_提示文_
2001年イースター音楽祭


2001年4月7日(土)

ヴェルディ: 「ファルスタッフ」

前日の6日は、ケルンでプロコフィエフの「三つのオレンジの恋」のプレミエを観劇。 これもなかなか優れた上演だった。 このオペラと同様、「ファルスタッフ」もオペラ・ブッファの革新を目指した作品。 この手のオペラを、二日続けて聞くことになるわけである。 ケルンからは夜行列車で移動したので、この日の午後は、ホテルの部屋でゆっくり休息。 なお、この日も含め、第1ツィクルスの4日間は、ほとんど雨が降っていたのが残念ではあった (3日目の午後、少々晴れた程度)。

体調を調えてから、いざ出陣である。 BPOが演奏するイタリア・オペラを生で聞くのは、私は今回が初めて。 このあと、BPOがイタリア・オペラを演奏する機会もしばらくはなさそうなので、その意味でも、 鑑賞には気合いが入る(^_^;)。

開演5分前に、舞台の防火壁が上がると、緊張が高まる。 ピット内のオケの主要メンバーは、以下のようであった。

_作業指示_
音楽祭の観劇記において、筆者がこの日の鑑賞に気合いが入っていると述べる理由を、1〜3文で説明してください。

(データセット内の項目一覧)
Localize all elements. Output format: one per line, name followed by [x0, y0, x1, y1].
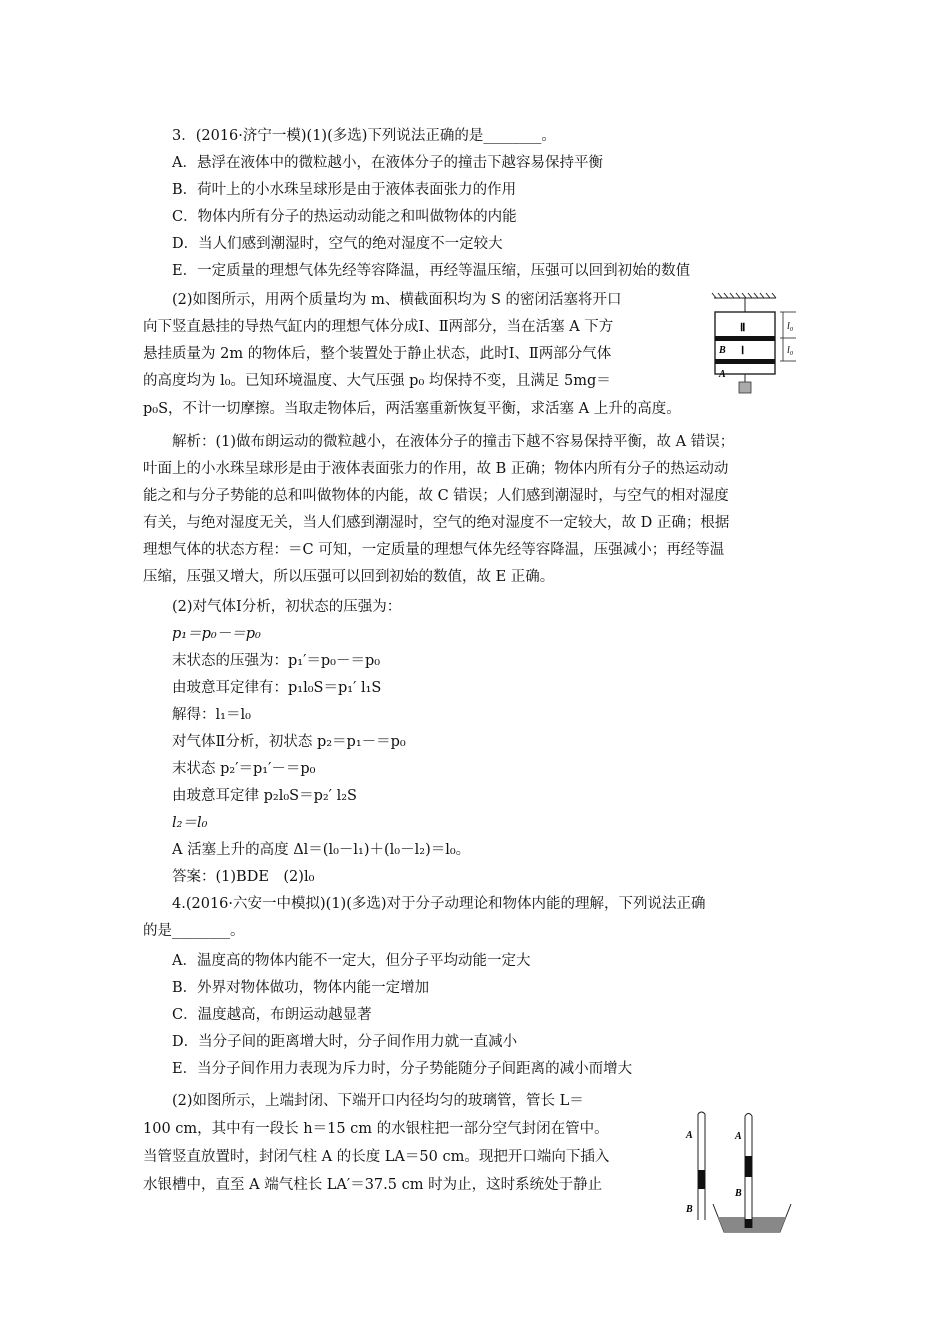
q3-derivation-7: 末状态 p₂′＝p₁′－＝p₀ [172, 761, 316, 777]
cylinder-label-l0-bottom: l₀ [787, 345, 794, 356]
q4-option-b: B．外界对物体做功，物体内能一定增加 [172, 980, 430, 996]
cylinder-label-l0-top: l₀ [787, 321, 794, 332]
q3-option-d: D．当人们感到潮湿时，空气的绝对湿度不一定较大 [172, 236, 503, 252]
tube-left-label-a: A [686, 1130, 693, 1141]
q3-option-c: C．物体内所有分子的热运动动能之和叫做物体的内能 [172, 209, 517, 225]
q4-option-c: C．温度越高，布朗运动越显著 [172, 1007, 372, 1023]
q3-solution-line2: 叶面上的小水珠呈球形是由于液体表面张力的作用，故 B 正确；物体内所有分子的热运动动 [143, 461, 729, 477]
q3-part2-line2: 向下竖直悬挂的导热气缸内的理想气体分成Ⅰ、Ⅱ两部分，当在活塞 A 下方 [143, 319, 614, 335]
q3-answer: 答案：(1)BDE (2)l₀ [172, 869, 315, 885]
q3-part2-line4: 的高度均为 l₀。已知环境温度、大气压强 p₀ 均保持不变，且满足 5mg＝ [143, 373, 611, 389]
q3-solution-line3: 能之和与分子势能的总和叫做物体的内能，故 C 错误；人们感到潮湿时，与空气的相对湿度 [143, 488, 729, 504]
q4-part2-line2: 100 cm，其中有一段长 h＝15 cm 的水银柱把一部分空气封闭在管中。 [143, 1121, 609, 1137]
q3-part2-line5: p₀S，不计一切摩擦。当取走物体后，两活塞重新恢复平衡，求活塞 A 上升的高度。 [143, 401, 681, 417]
q4-option-a: A．温度高的物体内能不一定大，但分子平均动能一定大 [172, 953, 531, 969]
q3-solution-line5: 理想气体的状态方程：＝C 可知，一定质量的理想气体先经等容降温，压强减小；再经等温 [143, 542, 725, 558]
q3-derivation-3: 末状态的压强为：p₁′＝p₀－＝p₀ [172, 653, 381, 669]
q4-option-d: D．当分子间的距离增大时，分子间作用力就一直减小 [172, 1034, 518, 1050]
cylinder-label-b: B [719, 345, 726, 356]
q3-solution-line4: 有关，与绝对湿度无关，当人们感到潮湿时，空气的绝对湿度不一定较大，故 D 正确；根据 [143, 515, 730, 531]
q4-option-e: E．当分子间作用力表现为斥力时，分子势能随分子间距离的减小而增大 [172, 1061, 633, 1077]
q3-derivation-8: 由玻意耳定律 p₂l₀S＝p₂′ l₂S [172, 788, 357, 804]
tube-right-label-b: B [735, 1188, 742, 1199]
q3-option-a: A．悬浮在液体中的微粒越小，在液体分子的撞击下越容易保持平衡 [172, 155, 603, 171]
q3-solution-line1: 解析：(1)做布朗运动的微粒越小，在液体分子的撞击下越不容易保持平衡，故 A 错误； [172, 434, 735, 450]
q3-derivation-1: (2)对气体Ⅰ分析，初状态的压强为： [172, 599, 402, 615]
q3-derivation-5: 解得：l₁＝l₀ [172, 707, 251, 723]
q3-part2-line1: (2)如图所示，用两个质量均为 m、横截面积均为 S 的密闭活塞将开口 [172, 292, 622, 308]
cylinder-label-ii: Ⅱ [740, 322, 746, 334]
cylinder-figure [710, 290, 810, 400]
tube-figure [680, 1108, 800, 1238]
q4-stem-line2: 的是________。 [143, 923, 245, 939]
q3-option-e: E．一定质量的理想气体先经等容降温，再经等温压缩，压强可以回到初始的数值 [172, 263, 691, 279]
tube-right-label-a: A [735, 1131, 742, 1142]
q3-derivation-9: l₂＝l₀ [172, 815, 208, 831]
q4-part2-line4: 水银槽中，直至 A 端气柱长 LA′＝37.5 cm 时为止，这时系统处于静止 [143, 1177, 603, 1193]
q4-part2-line1: (2)如图所示，上端封闭、下端开口内径均匀的玻璃管，管长 L＝ [172, 1093, 584, 1109]
q3-solution-line6: 压缩，压强又增大，所以压强可以回到初始的数值，故 E 正确。 [143, 569, 555, 585]
q3-option-b: B．荷叶上的小水珠呈球形是由于液体表面张力的作用 [172, 182, 517, 198]
q3-derivation-6: 对气体Ⅱ分析，初状态 p₂＝p₁－＝p₀ [172, 734, 406, 750]
q3-derivation-2: p₁＝p₀－＝p₀ [172, 626, 261, 642]
cylinder-label-i: Ⅰ [741, 345, 745, 357]
tube-left-label-b: B [686, 1204, 693, 1215]
q3-part2-line3: 悬挂质量为 2m 的物体后，整个装置处于静止状态，此时Ⅰ、Ⅱ两部分气体 [143, 346, 612, 362]
q3-derivation-4: 由玻意耳定律有：p₁l₀S＝p₁′ l₁S [172, 680, 382, 696]
cylinder-label-a: A [719, 369, 726, 380]
q3-stem: 3．(2016·济宁一模)(1)(多选)下列说法正确的是________。 [172, 128, 556, 144]
q4-part2-line3: 当管竖直放置时，封闭气柱 A 的长度 LA＝50 cm。现把开口端向下插入 [143, 1149, 610, 1165]
q3-derivation-10: A 活塞上升的高度 Δl＝(l₀－l₁)＋(l₀－l₂)＝l₀。 [172, 842, 471, 858]
q4-stem-line1: 4.(2016·六安一中模拟)(1)(多选)对于分子动理论和物体内能的理解，下列说法正确 [172, 896, 706, 912]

_出力結果_
筆者がBPOの演奏するイタリア・オペラを生で聞くのは、今回が初めてだからです。さらに、今後しばらくはBPOがイタリア・オペラを演奏する機会もなさそうだと筆者は見ています。